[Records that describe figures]
+ + + + +

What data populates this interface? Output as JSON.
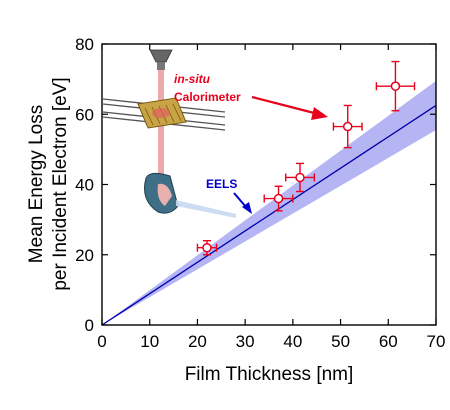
{
  "chart_data": {
    "type": "scatter",
    "xlabel": "Film Thickness [nm]",
    "ylabel_line1": "Mean Energy Loss",
    "ylabel_line2": "per Incident Electron [eV]",
    "xlim": [
      0,
      70
    ],
    "ylim": [
      0,
      80
    ],
    "xticks": [
      0,
      10,
      20,
      30,
      40,
      50,
      60,
      70
    ],
    "yticks": [
      0,
      20,
      40,
      60,
      80
    ],
    "grid": false,
    "points": [
      {
        "x": 22,
        "y": 22,
        "xerr": 2,
        "yerr": 2
      },
      {
        "x": 37,
        "y": 36,
        "xerr": 3,
        "yerr": 3.5
      },
      {
        "x": 41.5,
        "y": 42,
        "xerr": 3,
        "yerr": 4
      },
      {
        "x": 51.5,
        "y": 56.5,
        "xerr": 3,
        "yerr": 6
      },
      {
        "x": 61.5,
        "y": 68,
        "xerr": 4,
        "yerr": 7
      }
    ],
    "fit_line": {
      "x0": 0,
      "y0": 0,
      "x1": 70,
      "y1": 62.5
    },
    "fit_band": {
      "x": 70,
      "upper": 69.5,
      "lower": 55.5
    },
    "annotations": [
      {
        "text_italic": "in-situ",
        "text": "Calorimeter",
        "color": "#e8001c"
      },
      {
        "text": "EELS",
        "color": "#0000cc"
      }
    ],
    "colors": {
      "points": "#e8001c",
      "fit_line": "#0000aa",
      "fit_band": "#9c9cf0"
    }
  }
}
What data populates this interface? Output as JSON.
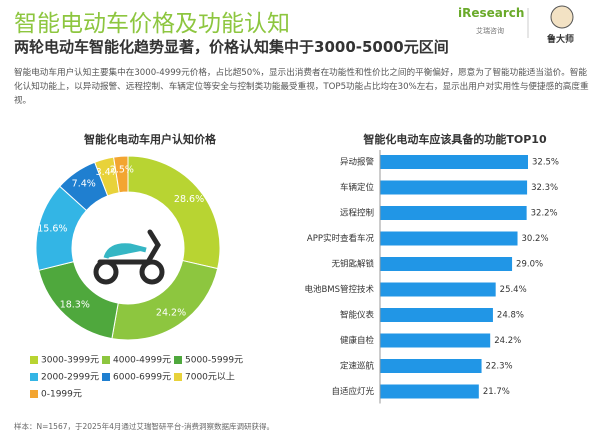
{
  "header": {
    "title": "智能电动车价格及功能认知",
    "subtitle": "两轮电动车智能化趋势显著，价格认知集中于3000-5000元区间",
    "brand": "iResearch",
    "brand_sub": "艾瑞咨询",
    "partner": "鲁大师"
  },
  "description": "智能电动车用户认知主要集中在3000-4999元价格，占比超50%，显示出消费者在功能性和性价比之间的平衡偏好，愿意为了智能功能适当溢价。智能化认知功能上，以异动报警、远程控制、车辆定位等安全与控制类功能最受重视，TOP5功能占比均在30%左右，显示出用户对实用性与便捷感的高度重视。",
  "source": "样本：N=1567，于2025年4月通过艾瑞智研平台-消费洞察数据库调研获得。",
  "chart_data": [
    {
      "type": "donut",
      "title": "智能化电动车用户认知价格",
      "categories": [
        "3000-3999元",
        "4000-4999元",
        "5000-5999元",
        "2000-2999元",
        "6000-6999元",
        "7000元以上",
        "0-1999元"
      ],
      "values": [
        28.6,
        24.2,
        18.3,
        15.6,
        7.4,
        3.4,
        2.5
      ],
      "value_labels": [
        "28.6%",
        "24.2%",
        "18.3%",
        "15.6%",
        "7.4%",
        "3.4%",
        "2.5%"
      ],
      "colors": [
        "#b8d432",
        "#8dc63f",
        "#4fa83d",
        "#33b5e5",
        "#1f7fd0",
        "#e8d23a",
        "#f3a531"
      ]
    },
    {
      "type": "hbar",
      "title": "智能化电动车应该具备的功能TOP10",
      "categories": [
        "异动报警",
        "车辆定位",
        "远程控制",
        "APP实时查看车况",
        "无钥匙解锁",
        "电池BMS管控技术",
        "智能仪表",
        "健康自检",
        "定速巡航",
        "自适应灯光"
      ],
      "values": [
        32.5,
        32.3,
        32.2,
        30.2,
        29.0,
        25.4,
        24.8,
        24.2,
        22.3,
        21.7
      ],
      "value_labels": [
        "32.5%",
        "32.3%",
        "32.2%",
        "30.2%",
        "29.0%",
        "25.4%",
        "24.8%",
        "24.2%",
        "22.3%",
        "21.7%"
      ],
      "color": "#2196e6"
    }
  ]
}
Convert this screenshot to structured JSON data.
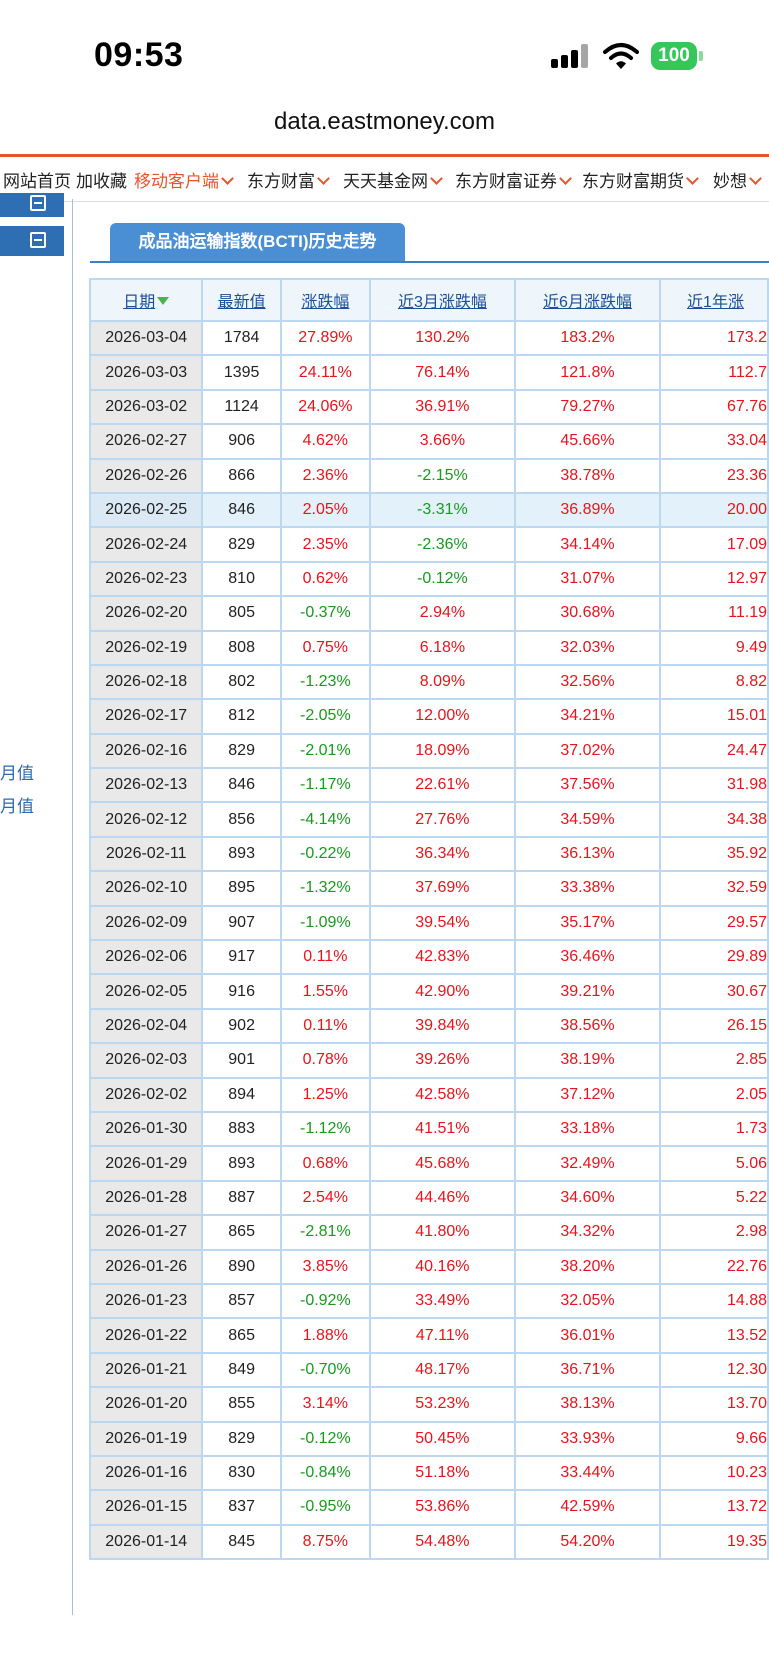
{
  "status": {
    "time": "09:53",
    "battery": "100"
  },
  "browser": {
    "url": "data.eastmoney.com"
  },
  "nav": {
    "items": [
      {
        "label": "网站首页",
        "dropdown": false,
        "orange": false
      },
      {
        "label": "加收藏",
        "dropdown": false,
        "orange": false
      },
      {
        "label": "移动客户端",
        "dropdown": true,
        "orange": true
      },
      {
        "label": "东方财富",
        "dropdown": true,
        "orange": false
      },
      {
        "label": "天天基金网",
        "dropdown": true,
        "orange": false
      },
      {
        "label": "东方财富证券",
        "dropdown": true,
        "orange": false
      },
      {
        "label": "东方财富期货",
        "dropdown": true,
        "orange": false
      },
      {
        "label": "妙想",
        "dropdown": true,
        "orange": false
      }
    ]
  },
  "sidebar": {
    "links": [
      "月值",
      "月值"
    ]
  },
  "tab": {
    "title": "成品油运输指数(BCTI)历史走势"
  },
  "table": {
    "headers": [
      "日期",
      "最新值",
      "涨跌幅",
      "近3月涨跌幅",
      "近6月涨跌幅",
      "近1年涨"
    ],
    "rows": [
      [
        "2026-03-04",
        "1784",
        "27.89%",
        "130.2%",
        "183.2%",
        "173.2"
      ],
      [
        "2026-03-03",
        "1395",
        "24.11%",
        "76.14%",
        "121.8%",
        "112.7"
      ],
      [
        "2026-03-02",
        "1124",
        "24.06%",
        "36.91%",
        "79.27%",
        "67.76"
      ],
      [
        "2026-02-27",
        "906",
        "4.62%",
        "3.66%",
        "45.66%",
        "33.04"
      ],
      [
        "2026-02-26",
        "866",
        "2.36%",
        "-2.15%",
        "38.78%",
        "23.36"
      ],
      [
        "2026-02-25",
        "846",
        "2.05%",
        "-3.31%",
        "36.89%",
        "20.00"
      ],
      [
        "2026-02-24",
        "829",
        "2.35%",
        "-2.36%",
        "34.14%",
        "17.09"
      ],
      [
        "2026-02-23",
        "810",
        "0.62%",
        "-0.12%",
        "31.07%",
        "12.97"
      ],
      [
        "2026-02-20",
        "805",
        "-0.37%",
        "2.94%",
        "30.68%",
        "11.19"
      ],
      [
        "2026-02-19",
        "808",
        "0.75%",
        "6.18%",
        "32.03%",
        "9.49"
      ],
      [
        "2026-02-18",
        "802",
        "-1.23%",
        "8.09%",
        "32.56%",
        "8.82"
      ],
      [
        "2026-02-17",
        "812",
        "-2.05%",
        "12.00%",
        "34.21%",
        "15.01"
      ],
      [
        "2026-02-16",
        "829",
        "-2.01%",
        "18.09%",
        "37.02%",
        "24.47"
      ],
      [
        "2026-02-13",
        "846",
        "-1.17%",
        "22.61%",
        "37.56%",
        "31.98"
      ],
      [
        "2026-02-12",
        "856",
        "-4.14%",
        "27.76%",
        "34.59%",
        "34.38"
      ],
      [
        "2026-02-11",
        "893",
        "-0.22%",
        "36.34%",
        "36.13%",
        "35.92"
      ],
      [
        "2026-02-10",
        "895",
        "-1.32%",
        "37.69%",
        "33.38%",
        "32.59"
      ],
      [
        "2026-02-09",
        "907",
        "-1.09%",
        "39.54%",
        "35.17%",
        "29.57"
      ],
      [
        "2026-02-06",
        "917",
        "0.11%",
        "42.83%",
        "36.46%",
        "29.89"
      ],
      [
        "2026-02-05",
        "916",
        "1.55%",
        "42.90%",
        "39.21%",
        "30.67"
      ],
      [
        "2026-02-04",
        "902",
        "0.11%",
        "39.84%",
        "38.56%",
        "26.15"
      ],
      [
        "2026-02-03",
        "901",
        "0.78%",
        "39.26%",
        "38.19%",
        "2.85"
      ],
      [
        "2026-02-02",
        "894",
        "1.25%",
        "42.58%",
        "37.12%",
        "2.05"
      ],
      [
        "2026-01-30",
        "883",
        "-1.12%",
        "41.51%",
        "33.18%",
        "1.73"
      ],
      [
        "2026-01-29",
        "893",
        "0.68%",
        "45.68%",
        "32.49%",
        "5.06"
      ],
      [
        "2026-01-28",
        "887",
        "2.54%",
        "44.46%",
        "34.60%",
        "5.22"
      ],
      [
        "2026-01-27",
        "865",
        "-2.81%",
        "41.80%",
        "34.32%",
        "2.98"
      ],
      [
        "2026-01-26",
        "890",
        "3.85%",
        "40.16%",
        "38.20%",
        "22.76"
      ],
      [
        "2026-01-23",
        "857",
        "-0.92%",
        "33.49%",
        "32.05%",
        "14.88"
      ],
      [
        "2026-01-22",
        "865",
        "1.88%",
        "47.11%",
        "36.01%",
        "13.52"
      ],
      [
        "2026-01-21",
        "849",
        "-0.70%",
        "48.17%",
        "36.71%",
        "12.30"
      ],
      [
        "2026-01-20",
        "855",
        "3.14%",
        "53.23%",
        "38.13%",
        "13.70"
      ],
      [
        "2026-01-19",
        "829",
        "-0.12%",
        "50.45%",
        "33.93%",
        "9.66"
      ],
      [
        "2026-01-16",
        "830",
        "-0.84%",
        "51.18%",
        "33.44%",
        "10.23"
      ],
      [
        "2026-01-15",
        "837",
        "-0.95%",
        "53.86%",
        "42.59%",
        "13.72"
      ],
      [
        "2026-01-14",
        "845",
        "8.75%",
        "54.48%",
        "54.20%",
        "19.35"
      ]
    ],
    "highlighted_row": 5
  },
  "colors": {
    "up": "#e8141a",
    "down": "#179b1d",
    "accent": "#e8542a",
    "tab": "#4a8ed4"
  }
}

+ + + + +

» Work to be completed
Only lines that contain the word "远程控制" are wanted; copy each of them.

» Output for this task
  "description": "智能电动车用户认知主要集中在3000-4999元价格，占比超50%，显示出消费者在功能性和性价比之间的平衡偏好，愿意为了智能功能适当溢价。智能化认知功能上，以异动报警、远程控制、车辆定位等安全与控制类功能最受重视，TOP5功能占比均在30%左右，显示出用户对实用性与便捷感的高度重视。",
        "远程控制",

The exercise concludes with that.